▶ Entries supplied:
◆ ◆ ◆ ◆

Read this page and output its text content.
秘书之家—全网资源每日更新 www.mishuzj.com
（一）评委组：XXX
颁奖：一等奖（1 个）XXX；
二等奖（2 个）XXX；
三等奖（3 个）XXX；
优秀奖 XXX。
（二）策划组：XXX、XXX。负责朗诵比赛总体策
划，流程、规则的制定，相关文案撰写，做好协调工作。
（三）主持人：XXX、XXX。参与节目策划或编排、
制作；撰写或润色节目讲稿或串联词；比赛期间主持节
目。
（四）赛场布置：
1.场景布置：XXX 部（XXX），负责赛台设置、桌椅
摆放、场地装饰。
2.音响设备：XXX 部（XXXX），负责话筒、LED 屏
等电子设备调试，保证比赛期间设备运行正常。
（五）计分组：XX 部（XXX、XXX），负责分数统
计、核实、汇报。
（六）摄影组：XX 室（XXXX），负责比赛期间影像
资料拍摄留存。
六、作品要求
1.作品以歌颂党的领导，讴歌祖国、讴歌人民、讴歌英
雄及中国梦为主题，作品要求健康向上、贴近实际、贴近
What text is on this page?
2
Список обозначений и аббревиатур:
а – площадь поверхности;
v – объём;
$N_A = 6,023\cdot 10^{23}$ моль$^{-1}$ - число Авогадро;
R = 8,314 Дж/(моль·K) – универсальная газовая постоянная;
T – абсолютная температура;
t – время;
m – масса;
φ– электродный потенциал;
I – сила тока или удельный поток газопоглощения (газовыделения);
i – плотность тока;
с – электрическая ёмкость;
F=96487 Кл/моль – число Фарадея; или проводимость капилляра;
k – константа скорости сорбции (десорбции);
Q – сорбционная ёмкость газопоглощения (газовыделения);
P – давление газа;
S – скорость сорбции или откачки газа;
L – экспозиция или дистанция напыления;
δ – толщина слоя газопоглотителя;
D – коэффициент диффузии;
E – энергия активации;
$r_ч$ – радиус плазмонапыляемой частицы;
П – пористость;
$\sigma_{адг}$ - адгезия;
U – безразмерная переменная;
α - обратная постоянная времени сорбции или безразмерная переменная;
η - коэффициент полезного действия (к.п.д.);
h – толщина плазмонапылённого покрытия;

◆ ◆ ◆ ◆

▶ Description of the task: Extract each entry in full, exactly as given.

▶ Result for this task:
Read this page and output its text content.
秘书之家—全网资源每日更新 www.mishuzj.com
（一）评委组：XXX
颁奖：一等奖（1 个）XXX；
二等奖（2 个）XXX；
三等奖（3 个）XXX；
优秀奖 XXX。
（二）策划组：XXX、XXX。负责朗诵比赛总体策
划，流程、规则的制定，相关文案撰写，做好协调工作。
（三）主持人：XXX、XXX。参与节目策划或编排、
制作；撰写或润色节目讲稿或串联词；比赛期间主持节
目。
（四）赛场布置：
1.场景布置：XXX 部（XXX），负责赛台设置、桌椅
摆放、场地装饰。
2.音响设备：XXX 部（XXXX），负责话筒、LED 屏
等电子设备调试，保证比赛期间设备运行正常。
（五）计分组：XX 部（XXX、XXX），负责分数统
计、核实、汇报。
（六）摄影组：XX 室（XXXX），负责比赛期间影像
资料拍摄留存。
六、作品要求
1.作品以歌颂党的领导，讴歌祖国、讴歌人民、讴歌英
雄及中国梦为主题，作品要求健康向上、贴近实际、贴近
What text is on this page?
2
Список обозначений и аббревиатур:
а – площадь поверхности;
v – объём;
$N_A = 6,023\cdot 10^{23}$ моль$^{-1}$ - число Авогадро;
R = 8,314 Дж/(моль·K) – универсальная газовая постоянная;
T – абсолютная температура;
t – время;
m – масса;
φ– электродный потенциал;
I – сила тока или удельный поток газопоглощения (газовыделения);
i – плотность тока;
с – электрическая ёмкость;
F=96487 Кл/моль – число Фарадея; или проводимость капилляра;
k – константа скорости сорбции (десорбции);
Q – сорбционная ёмкость газопоглощения (газовыделения);
P – давление газа;
S – скорость сорбции или откачки газа;
L – экспозиция или дистанция напыления;
δ – толщина слоя газопоглотителя;
D – коэффициент диффузии;
E – энергия активации;
$r_ч$ – радиус плазмонапыляемой частицы;
П – пористость;
$\sigma_{адг}$ - адгезия;
U – безразмерная переменная;
α - обратная постоянная времени сорбции или безразмерная переменная;
η - коэффициент полезного действия (к.п.д.);
h – толщина плазмонапылённого покрытия;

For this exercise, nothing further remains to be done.